■ To do: From the entries below, copy out every line with "JSON" in it.

——

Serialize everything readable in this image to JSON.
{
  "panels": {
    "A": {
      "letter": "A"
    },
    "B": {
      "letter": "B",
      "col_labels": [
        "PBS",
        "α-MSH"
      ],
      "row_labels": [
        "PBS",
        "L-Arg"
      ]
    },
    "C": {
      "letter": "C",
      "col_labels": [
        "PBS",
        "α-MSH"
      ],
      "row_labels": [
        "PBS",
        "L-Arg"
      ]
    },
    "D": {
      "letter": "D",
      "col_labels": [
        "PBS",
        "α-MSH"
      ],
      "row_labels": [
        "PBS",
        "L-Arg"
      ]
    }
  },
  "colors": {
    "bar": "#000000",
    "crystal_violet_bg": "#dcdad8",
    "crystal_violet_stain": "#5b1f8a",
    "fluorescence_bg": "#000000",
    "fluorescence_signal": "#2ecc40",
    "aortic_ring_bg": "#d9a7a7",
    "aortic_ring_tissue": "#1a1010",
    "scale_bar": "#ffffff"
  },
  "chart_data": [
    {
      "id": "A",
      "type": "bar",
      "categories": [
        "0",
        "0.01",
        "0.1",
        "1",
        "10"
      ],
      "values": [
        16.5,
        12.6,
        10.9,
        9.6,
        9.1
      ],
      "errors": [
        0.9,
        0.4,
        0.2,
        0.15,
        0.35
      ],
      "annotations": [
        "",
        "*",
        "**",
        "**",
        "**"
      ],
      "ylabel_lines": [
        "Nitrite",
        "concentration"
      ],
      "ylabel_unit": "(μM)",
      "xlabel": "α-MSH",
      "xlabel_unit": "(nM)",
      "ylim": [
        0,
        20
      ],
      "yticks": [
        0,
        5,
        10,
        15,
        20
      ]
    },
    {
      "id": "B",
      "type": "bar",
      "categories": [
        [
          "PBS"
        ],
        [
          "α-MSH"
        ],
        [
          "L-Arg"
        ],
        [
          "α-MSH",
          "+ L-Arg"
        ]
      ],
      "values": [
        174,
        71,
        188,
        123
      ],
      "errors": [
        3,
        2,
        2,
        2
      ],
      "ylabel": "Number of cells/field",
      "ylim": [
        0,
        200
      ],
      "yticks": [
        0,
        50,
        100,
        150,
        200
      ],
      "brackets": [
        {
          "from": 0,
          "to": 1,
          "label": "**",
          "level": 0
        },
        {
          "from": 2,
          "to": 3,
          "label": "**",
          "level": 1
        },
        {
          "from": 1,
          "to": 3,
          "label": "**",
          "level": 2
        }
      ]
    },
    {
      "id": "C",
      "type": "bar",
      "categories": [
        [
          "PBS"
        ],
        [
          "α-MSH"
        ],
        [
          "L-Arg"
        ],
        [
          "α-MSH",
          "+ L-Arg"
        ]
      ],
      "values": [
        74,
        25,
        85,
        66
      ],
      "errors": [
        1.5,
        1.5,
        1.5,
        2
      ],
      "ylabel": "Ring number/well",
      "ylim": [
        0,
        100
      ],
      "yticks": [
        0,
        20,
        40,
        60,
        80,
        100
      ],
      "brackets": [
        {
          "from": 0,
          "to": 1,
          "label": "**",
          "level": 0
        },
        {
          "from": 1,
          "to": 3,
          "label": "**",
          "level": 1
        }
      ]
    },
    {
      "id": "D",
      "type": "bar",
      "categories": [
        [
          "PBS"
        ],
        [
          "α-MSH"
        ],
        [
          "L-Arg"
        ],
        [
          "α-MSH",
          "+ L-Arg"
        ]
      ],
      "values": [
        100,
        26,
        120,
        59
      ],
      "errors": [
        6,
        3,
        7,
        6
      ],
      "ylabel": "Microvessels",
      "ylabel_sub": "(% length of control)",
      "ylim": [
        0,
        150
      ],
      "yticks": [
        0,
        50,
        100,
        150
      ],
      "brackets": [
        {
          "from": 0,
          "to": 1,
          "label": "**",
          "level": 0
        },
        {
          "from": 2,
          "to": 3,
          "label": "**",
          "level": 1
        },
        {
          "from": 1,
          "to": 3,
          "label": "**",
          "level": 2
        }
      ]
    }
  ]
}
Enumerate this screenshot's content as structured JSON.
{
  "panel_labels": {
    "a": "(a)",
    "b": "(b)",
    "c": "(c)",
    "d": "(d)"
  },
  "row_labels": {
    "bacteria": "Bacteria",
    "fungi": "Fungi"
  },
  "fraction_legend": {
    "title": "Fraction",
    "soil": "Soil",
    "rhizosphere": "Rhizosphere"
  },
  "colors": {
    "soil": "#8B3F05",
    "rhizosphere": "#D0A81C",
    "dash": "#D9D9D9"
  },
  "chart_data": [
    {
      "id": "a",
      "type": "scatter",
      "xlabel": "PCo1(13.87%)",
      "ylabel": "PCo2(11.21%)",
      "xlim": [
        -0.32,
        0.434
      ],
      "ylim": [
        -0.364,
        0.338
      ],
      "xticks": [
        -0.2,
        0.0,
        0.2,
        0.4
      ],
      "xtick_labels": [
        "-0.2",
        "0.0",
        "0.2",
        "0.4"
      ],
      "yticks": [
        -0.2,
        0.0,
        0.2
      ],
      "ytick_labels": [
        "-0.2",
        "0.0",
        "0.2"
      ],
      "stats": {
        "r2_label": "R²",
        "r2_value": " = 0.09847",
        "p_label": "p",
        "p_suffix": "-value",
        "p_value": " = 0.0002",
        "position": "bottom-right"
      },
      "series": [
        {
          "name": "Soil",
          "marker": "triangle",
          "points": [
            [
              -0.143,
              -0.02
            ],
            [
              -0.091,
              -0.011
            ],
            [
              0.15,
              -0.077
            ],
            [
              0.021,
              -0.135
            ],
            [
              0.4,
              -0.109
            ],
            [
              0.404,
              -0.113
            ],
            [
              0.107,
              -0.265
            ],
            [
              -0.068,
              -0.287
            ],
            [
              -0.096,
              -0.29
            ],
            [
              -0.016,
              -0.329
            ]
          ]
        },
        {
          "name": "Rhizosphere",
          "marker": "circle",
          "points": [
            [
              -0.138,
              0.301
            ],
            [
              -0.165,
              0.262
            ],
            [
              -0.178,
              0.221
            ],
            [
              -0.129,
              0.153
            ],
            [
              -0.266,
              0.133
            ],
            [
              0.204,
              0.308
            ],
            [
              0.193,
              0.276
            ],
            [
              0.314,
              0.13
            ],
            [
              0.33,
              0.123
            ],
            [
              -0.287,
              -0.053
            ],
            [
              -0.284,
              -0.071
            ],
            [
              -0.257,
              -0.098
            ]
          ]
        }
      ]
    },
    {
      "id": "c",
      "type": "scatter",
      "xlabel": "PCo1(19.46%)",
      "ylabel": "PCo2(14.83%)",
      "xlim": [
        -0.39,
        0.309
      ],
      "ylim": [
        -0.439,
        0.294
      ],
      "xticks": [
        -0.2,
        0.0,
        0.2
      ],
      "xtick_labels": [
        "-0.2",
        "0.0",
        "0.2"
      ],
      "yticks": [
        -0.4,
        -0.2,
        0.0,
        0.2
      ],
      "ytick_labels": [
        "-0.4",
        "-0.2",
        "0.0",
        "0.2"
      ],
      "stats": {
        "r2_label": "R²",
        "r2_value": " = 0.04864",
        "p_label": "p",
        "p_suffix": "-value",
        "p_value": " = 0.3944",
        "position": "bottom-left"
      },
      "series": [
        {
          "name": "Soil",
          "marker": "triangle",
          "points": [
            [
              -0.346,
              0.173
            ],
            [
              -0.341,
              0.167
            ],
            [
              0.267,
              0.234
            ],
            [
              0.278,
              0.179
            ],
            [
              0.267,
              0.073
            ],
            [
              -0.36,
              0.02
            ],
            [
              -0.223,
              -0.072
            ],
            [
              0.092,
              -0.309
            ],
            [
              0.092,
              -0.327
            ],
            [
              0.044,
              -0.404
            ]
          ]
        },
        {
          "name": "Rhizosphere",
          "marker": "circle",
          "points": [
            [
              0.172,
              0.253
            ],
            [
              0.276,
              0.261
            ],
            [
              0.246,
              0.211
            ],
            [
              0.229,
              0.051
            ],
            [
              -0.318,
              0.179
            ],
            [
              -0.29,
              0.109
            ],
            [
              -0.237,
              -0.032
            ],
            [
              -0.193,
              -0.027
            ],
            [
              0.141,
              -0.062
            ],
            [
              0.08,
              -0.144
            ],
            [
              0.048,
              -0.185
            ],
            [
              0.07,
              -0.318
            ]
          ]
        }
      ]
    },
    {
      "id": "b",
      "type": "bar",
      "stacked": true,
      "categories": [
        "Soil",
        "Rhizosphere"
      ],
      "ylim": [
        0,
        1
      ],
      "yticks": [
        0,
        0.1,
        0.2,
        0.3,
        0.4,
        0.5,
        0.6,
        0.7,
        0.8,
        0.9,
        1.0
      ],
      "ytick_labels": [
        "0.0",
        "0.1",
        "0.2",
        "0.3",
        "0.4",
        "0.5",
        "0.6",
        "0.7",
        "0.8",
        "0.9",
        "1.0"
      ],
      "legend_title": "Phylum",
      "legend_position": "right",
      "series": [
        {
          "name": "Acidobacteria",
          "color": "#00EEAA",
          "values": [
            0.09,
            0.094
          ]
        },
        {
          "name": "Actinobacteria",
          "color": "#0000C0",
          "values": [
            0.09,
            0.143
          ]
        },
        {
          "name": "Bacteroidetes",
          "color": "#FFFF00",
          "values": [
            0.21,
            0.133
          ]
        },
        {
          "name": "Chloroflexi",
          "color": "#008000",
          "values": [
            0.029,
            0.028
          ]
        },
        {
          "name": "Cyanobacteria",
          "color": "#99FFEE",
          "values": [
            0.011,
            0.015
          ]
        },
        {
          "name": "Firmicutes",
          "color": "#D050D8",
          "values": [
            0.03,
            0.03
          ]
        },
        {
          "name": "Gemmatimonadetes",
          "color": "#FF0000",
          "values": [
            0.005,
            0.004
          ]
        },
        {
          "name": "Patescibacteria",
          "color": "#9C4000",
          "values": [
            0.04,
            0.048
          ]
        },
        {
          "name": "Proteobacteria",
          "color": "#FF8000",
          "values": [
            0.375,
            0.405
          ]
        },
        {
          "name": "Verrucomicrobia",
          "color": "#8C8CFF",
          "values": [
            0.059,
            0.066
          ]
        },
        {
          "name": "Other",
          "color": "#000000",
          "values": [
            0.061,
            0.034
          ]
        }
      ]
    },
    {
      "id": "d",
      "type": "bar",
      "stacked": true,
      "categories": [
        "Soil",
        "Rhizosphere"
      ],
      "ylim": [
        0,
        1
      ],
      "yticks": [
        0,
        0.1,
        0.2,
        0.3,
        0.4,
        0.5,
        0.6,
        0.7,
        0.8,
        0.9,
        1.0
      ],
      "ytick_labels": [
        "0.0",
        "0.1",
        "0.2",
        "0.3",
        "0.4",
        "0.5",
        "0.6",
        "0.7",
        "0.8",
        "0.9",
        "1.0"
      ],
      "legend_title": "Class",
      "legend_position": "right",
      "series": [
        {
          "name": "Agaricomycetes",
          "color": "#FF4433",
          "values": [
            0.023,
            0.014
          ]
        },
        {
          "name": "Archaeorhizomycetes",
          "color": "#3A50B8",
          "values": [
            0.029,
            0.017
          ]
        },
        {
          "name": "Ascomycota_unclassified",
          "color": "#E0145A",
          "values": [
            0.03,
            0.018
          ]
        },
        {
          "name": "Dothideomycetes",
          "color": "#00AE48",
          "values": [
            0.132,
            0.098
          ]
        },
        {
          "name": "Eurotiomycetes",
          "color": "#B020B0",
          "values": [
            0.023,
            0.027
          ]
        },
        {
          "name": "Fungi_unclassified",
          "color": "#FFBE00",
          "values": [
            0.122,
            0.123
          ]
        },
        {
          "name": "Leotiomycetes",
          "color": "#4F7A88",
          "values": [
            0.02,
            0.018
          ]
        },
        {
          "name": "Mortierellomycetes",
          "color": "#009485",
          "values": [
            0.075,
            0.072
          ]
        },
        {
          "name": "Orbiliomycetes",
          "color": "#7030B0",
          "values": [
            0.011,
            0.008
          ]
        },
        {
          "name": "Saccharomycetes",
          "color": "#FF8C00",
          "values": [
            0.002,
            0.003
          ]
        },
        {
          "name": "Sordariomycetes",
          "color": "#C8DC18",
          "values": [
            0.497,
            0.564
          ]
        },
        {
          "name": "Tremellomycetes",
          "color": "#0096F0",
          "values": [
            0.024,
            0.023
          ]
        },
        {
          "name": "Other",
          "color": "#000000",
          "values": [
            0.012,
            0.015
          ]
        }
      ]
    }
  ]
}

——

■ Answer below:
Serialize everything readable in this image to JSON.
Enumerate this screenshot's content as structured JSON.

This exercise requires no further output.